- Instructions to follow: Reproduce all the entries exactly and keep the pictures out.

- Records from a dataset:

[Begin]

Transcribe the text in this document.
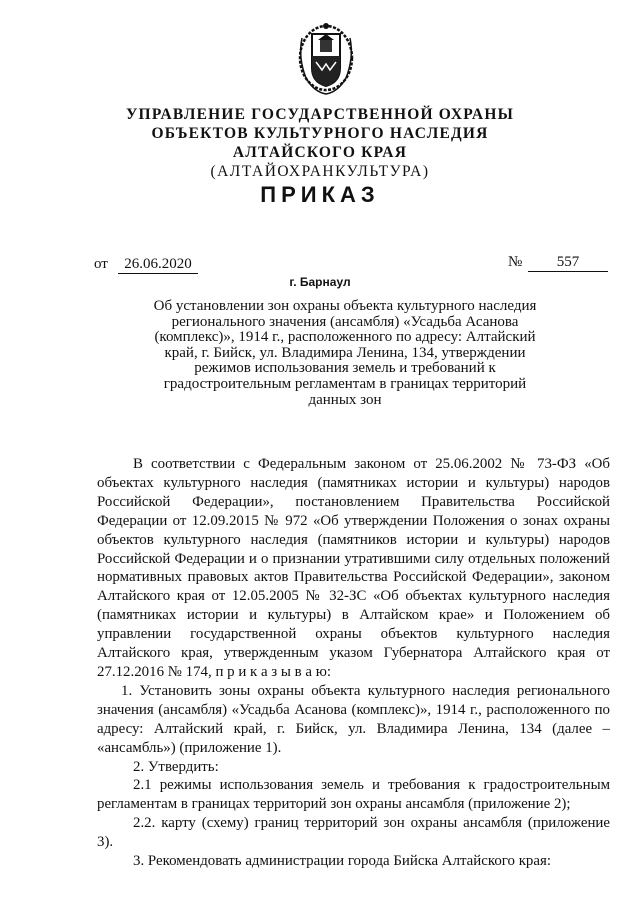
УПРАВЛЕНИЕ ГОСУДАРСТВЕННОЙ ОХРАНЫ
ОБЪЕКТОВ КУЛЬТУРНОГО НАСЛЕДИЯ
АЛТАЙСКОГО КРАЯ
(АЛТАЙОХРАНКУЛЬТУРА)
ПРИКАЗ
от	26.06.2020	№	557
г. Барнаул
Об установлении зон охраны объекта культурного наследия регионального значения (ансамбля) «Усадьба Асанова (комплекс)», 1914 г., расположенного по адресу: Алтайский край, г. Бийск, ул. Владимира Ленина, 134, утверждении режимов использования земель и требований к градостроительным регламентам в границах территорий данных зон

В соответствии с Федеральным законом от 25.06.2002 № 73-ФЗ «Об объектах культурного наследия (памятниках истории и культуры) народов Российской Федерации», постановлением Правительства Российской Федерации от 12.09.2015 № 972 «Об утверждении Положения о зонах охраны объектов культурного наследия (памятников истории и культуры) народов Российской Федерации и о признании утратившими силу отдельных положений нормативных правовых актов Правительства Российской Федерации», законом Алтайского края от 12.05.2005 № 32-ЗС «Об объектах культурного наследия (памятниках истории и культуры) в Алтайском крае» и Положением об управлении государственной охраны объектов культурного наследия Алтайского края, утвержденным указом Губернатора Алтайского края от 27.12.2016 № 174, п р и к а з ы в а ю:

1. Установить зоны охраны объекта культурного наследия регионального значения (ансамбля) «Усадьба Асанова (комплекс)», 1914 г., расположенного по адресу: Алтайский край, г. Бийск, ул. Владимира Ленина, 134 (далее – «ансамбль») (приложение 1).

2. Утвердить:

2.1 режимы использования земель и требования к градостроительным регламентам в границах территорий зон охраны ансамбля (приложение 2);

2.2. карту (схему) границ территорий зон охраны ансамбля (приложение 3).

3. Рекомендовать администрации города Бийска Алтайского края:
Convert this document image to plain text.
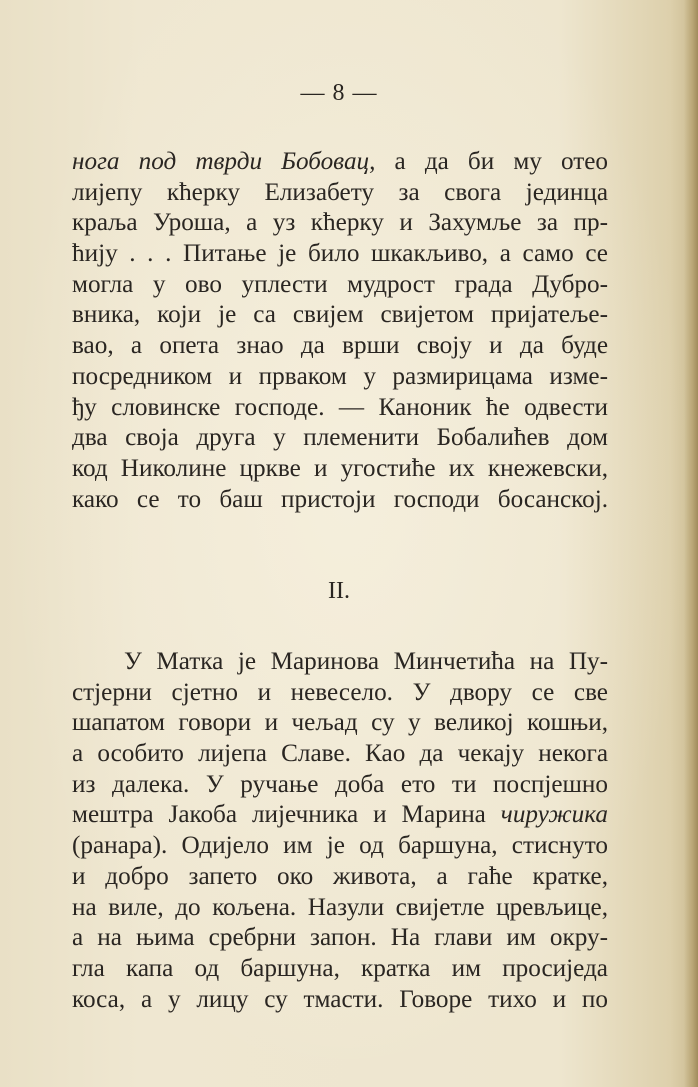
— 8 —
нога под тврди Бобовац, а да би му отео
лијепу кћерку Елизабету за свога јединца
краља Уроша, а уз кћерку и Захумље за пр-
ћију . . . Питање је било шкакљиво, а само се
могла у ово уплести мудрост града Дубро-
вника, који је са свијем свијетом пријатеље-
вао, а опета знао да врши своју и да буде
посредником и првaком у размирицама изме-
ђу словинске господе. — Каноник ће одвести
два своја друга у племенити Бобалићев дом
код Николине цркве и угостиће их кнежевски,
како се то баш пристоји господи босанској.
II.
У Матка је Маринова Минчетића на Пу-
стјерни сјетно и невесело. У двору се све
шапатом говори и чељад су у великој кошњи,
а особито лијепа Славе. Као да чекају некога
из далека. У ручање доба ето ти поспјешно
мештра Јакоба лијечника и Марина чиружика
(ранара). Одијело им је од баршуна, стиснуто
и добро запето око живота, а гаће кратке,
на виле, до кољена. Назули свијетле цревљице,
а на њима сребрни запон. На глави им окру-
гла капа од баршуна, кратка им просиједа
коса, а у лицу су тмасти. Говоре тихо и по
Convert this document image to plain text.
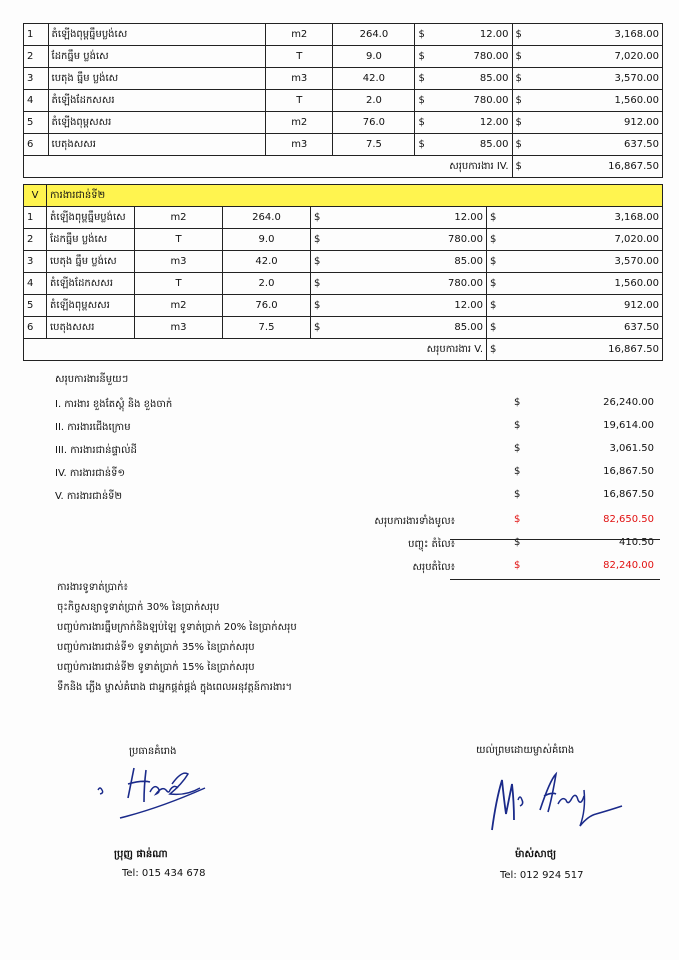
1	តំឡើងពុម្ពធ្នឹមប្លង់សេ	m2	264.0	$	12.00	$	3,168.00
2	ដែកធ្នឹម ប្លង់សេ	T	9.0	$	780.00	$	7,020.00
3	បេតុង ធ្នឹម ប្លង់សេ	m3	42.0	$	85.00	$	3,570.00
4	តំឡើងដែកសសរ	T	2.0	$	780.00	$	1,560.00
5	តំឡើងពុម្ពសសរ	m2	76.0	$	12.00	$	912.00
6	បេតុងសសរ	m3	7.5	$	85.00	$	637.50
	សរុបការងារ IV.					$	16,867.50
V	ការងារជាន់ទី២						
1	តំឡើងពុម្ពធ្នឹមប្លង់សេ	m2	264.0	$	12.00	$	3,168.00
2	ដែកធ្នឹម ប្លង់សេ	T	9.0	$	780.00	$	7,020.00
3	បេតុង ធ្នឹម ប្លង់សេ	m3	42.0	$	85.00	$	3,570.00
4	តំឡើងដែកសសរ	T	2.0	$	780.00	$	1,560.00
5	តំឡើងពុម្ពសសរ	m2	76.0	$	12.00	$	912.00
6	បេតុងសសរ	m3	7.5	$	85.00	$	637.50
	សរុបការងារ V.					$	16,867.50
សរុបការងារនីមួយៗ
I. ការងារ ខួងតែស្តុំ និង ខួងចាក់	$	26,240.00
II. ការងារជើងក្រោម	$	19,614.00
III. ការងារជាន់ផ្ទាល់ដី	$	3,061.50
IV. ការងារជាន់ទី១	$	16,867.50
V. ការងារជាន់ទី២	$	16,867.50
សរុបការងារទាំងមូល៖	$	82,650.50
បញ្ចុះ តំលៃ៖	$	410.50
សរុបតំលៃ៖	$	82,240.00
ការងារទូទាត់ប្រាក់៖
ចុះកិច្ចសន្យាទូទាត់ប្រាក់ 30% នៃប្រាក់សរុប
បញ្ចប់ការងារធ្នឹមក្រាក់និងឡប់ឡៃ ទូទាត់ប្រាក់ 20% នៃប្រាក់សរុប
បញ្ចប់ការងារជាន់ទី១ ទូទាត់ប្រាក់ 35% នៃប្រាក់សរុប
បញ្ចប់ការងារជាន់ទី២ ទូទាត់ប្រាក់ 15% នៃប្រាក់សរុប
ទឹកនិង ភ្លើង ម្ចាស់គំរោង ជាអ្នកផ្គត់ផ្គង់ ក្នុងពេលអនុវត្តន៍ការងារ។
ប្រធានគំរោង
ប្រុញ ផាន់ណា
Tel: 015 434 678
យល់ព្រមដោយម្ចាស់គំរោង
ម៉ាស់សាថ្យ
Tel: 012 924 517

[End]

- Result below:
Transcribe the text in this document.
УПРАВЛЕНИЕ ГОСУДАРСТВЕННОЙ ОХРАНЫ
ОБЪЕКТОВ КУЛЬТУРНОГО НАСЛЕДИЯ
АЛТАЙСКОГО КРАЯ
(АЛТАЙОХРАНКУЛЬТУРА)
ПРИКАЗ
от	26.06.2020	№	557
г. Барнаул
Об установлении зон охраны объекта культурного наследия регионального значения (ансамбля) «Усадьба Асанова (комплекс)», 1914 г., расположенного по адресу: Алтайский край, г. Бийск, ул. Владимира Ленина, 134, утверждении режимов использования земель и требований к градостроительным регламентам в границах территорий данных зон

В соответствии с Федеральным законом от 25.06.2002 № 73-ФЗ «Об объектах культурного наследия (памятниках истории и культуры) народов Российской Федерации», постановлением Правительства Российской Федерации от 12.09.2015 № 972 «Об утверждении Положения о зонах охраны объектов культурного наследия (памятников истории и культуры) народов Российской Федерации и о признании утратившими силу отдельных положений нормативных правовых актов Правительства Российской Федерации», законом Алтайского края от 12.05.2005 № 32-ЗС «Об объектах культурного наследия (памятниках истории и культуры) в Алтайском крае» и Положением об управлении государственной охраны объектов культурного наследия Алтайского края, утвержденным указом Губернатора Алтайского края от 27.12.2016 № 174, п р и к а з ы в а ю:

1. Установить зоны охраны объекта культурного наследия регионального значения (ансамбля) «Усадьба Асанова (комплекс)», 1914 г., расположенного по адресу: Алтайский край, г. Бийск, ул. Владимира Ленина, 134 (далее – «ансамбль») (приложение 1).

2. Утвердить:

2.1 режимы использования земель и требования к градостроительным регламентам в границах территорий зон охраны ансамбля (приложение 2);

2.2. карту (схему) границ территорий зон охраны ансамбля (приложение 3).

3. Рекомендовать администрации города Бийска Алтайского края:
Convert this document image to plain text.
— 8 —
нога под тврди Бобовац, а да би му отео
лијепу кћерку Елизабету за свога јединца
краља Уроша, а уз кћерку и Захумље за пр-
ћију . . . Питање је било шкакљиво, а само се
могла у ово уплести мудрост града Дубро-
вника, који је са свијем свијетом пријатеље-
вао, а опета знао да врши своју и да буде
посредником и првaком у размирицама изме-
ђу словинске господе. — Каноник ће одвести
два своја друга у племенити Бобалићев дом
код Николине цркве и угостиће их кнежевски,
како се то баш пристоји господи босанској.
II.
У Матка је Маринова Минчетића на Пу-
стјерни сјетно и невесело. У двору се све
шапатом говори и чељад су у великој кошњи,
а особито лијепа Славе. Као да чекају некога
из далека. У ручање доба ето ти поспјешно
мештра Јакоба лијечника и Марина чиружика
(ранара). Одијело им је од баршуна, стиснуто
и добро запето око живота, а гаће кратке,
на виле, до кољена. Назули свијетле цревљице,
а на њима сребрни запон. На глави им окру-
гла капа од баршуна, кратка им просиједа
коса, а у лицу су тмасти. Говоре тихо и по
Convert this document image to plain text.
1	តំឡើងពុម្ពធ្នឹមប្លង់សេ	m2	264.0	$	12.00	$	3,168.00
2	ដែកធ្នឹម ប្លង់សេ	T	9.0	$	780.00	$	7,020.00
3	បេតុង ធ្នឹម ប្លង់សេ	m3	42.0	$	85.00	$	3,570.00
4	តំឡើងដែកសសរ	T	2.0	$	780.00	$	1,560.00
5	តំឡើងពុម្ពសសរ	m2	76.0	$	12.00	$	912.00
6	បេតុងសសរ	m3	7.5	$	85.00	$	637.50
	សរុបការងារ IV.					$	16,867.50
V	ការងារជាន់ទី២						
1	តំឡើងពុម្ពធ្នឹមប្លង់សេ	m2	264.0	$	12.00	$	3,168.00
2	ដែកធ្នឹម ប្លង់សេ	T	9.0	$	780.00	$	7,020.00
3	បេតុង ធ្នឹម ប្លង់សេ	m3	42.0	$	85.00	$	3,570.00
4	តំឡើងដែកសសរ	T	2.0	$	780.00	$	1,560.00
5	តំឡើងពុម្ពសសរ	m2	76.0	$	12.00	$	912.00
6	បេតុងសសរ	m3	7.5	$	85.00	$	637.50
	សរុបការងារ V.					$	16,867.50
សរុបការងារនីមួយៗ
I. ការងារ ខួងតែស្តុំ និង ខួងចាក់	$	26,240.00
II. ការងារជើងក្រោម	$	19,614.00
III. ការងារជាន់ផ្ទាល់ដី	$	3,061.50
IV. ការងារជាន់ទី១	$	16,867.50
V. ការងារជាន់ទី២	$	16,867.50
សរុបការងារទាំងមូល៖	$	82,650.50
បញ្ចុះ តំលៃ៖	$	410.50
សរុបតំលៃ៖	$	82,240.00
ការងារទូទាត់ប្រាក់៖
ចុះកិច្ចសន្យាទូទាត់ប្រាក់ 30% នៃប្រាក់សរុប
បញ្ចប់ការងារធ្នឹមក្រាក់និងឡប់ឡៃ ទូទាត់ប្រាក់ 20% នៃប្រាក់សរុប
បញ្ចប់ការងារជាន់ទី១ ទូទាត់ប្រាក់ 35% នៃប្រាក់សរុប
បញ្ចប់ការងារជាន់ទី២ ទូទាត់ប្រាក់ 15% នៃប្រាក់សរុប
ទឹកនិង ភ្លើង ម្ចាស់គំរោង ជាអ្នកផ្គត់ផ្គង់ ក្នុងពេលអនុវត្តន៍ការងារ។
ប្រធានគំរោង
ប្រុញ ផាន់ណា
Tel: 015 434 678
យល់ព្រមដោយម្ចាស់គំរោង
ម៉ាស់សាថ្យ
Tel: 012 924 517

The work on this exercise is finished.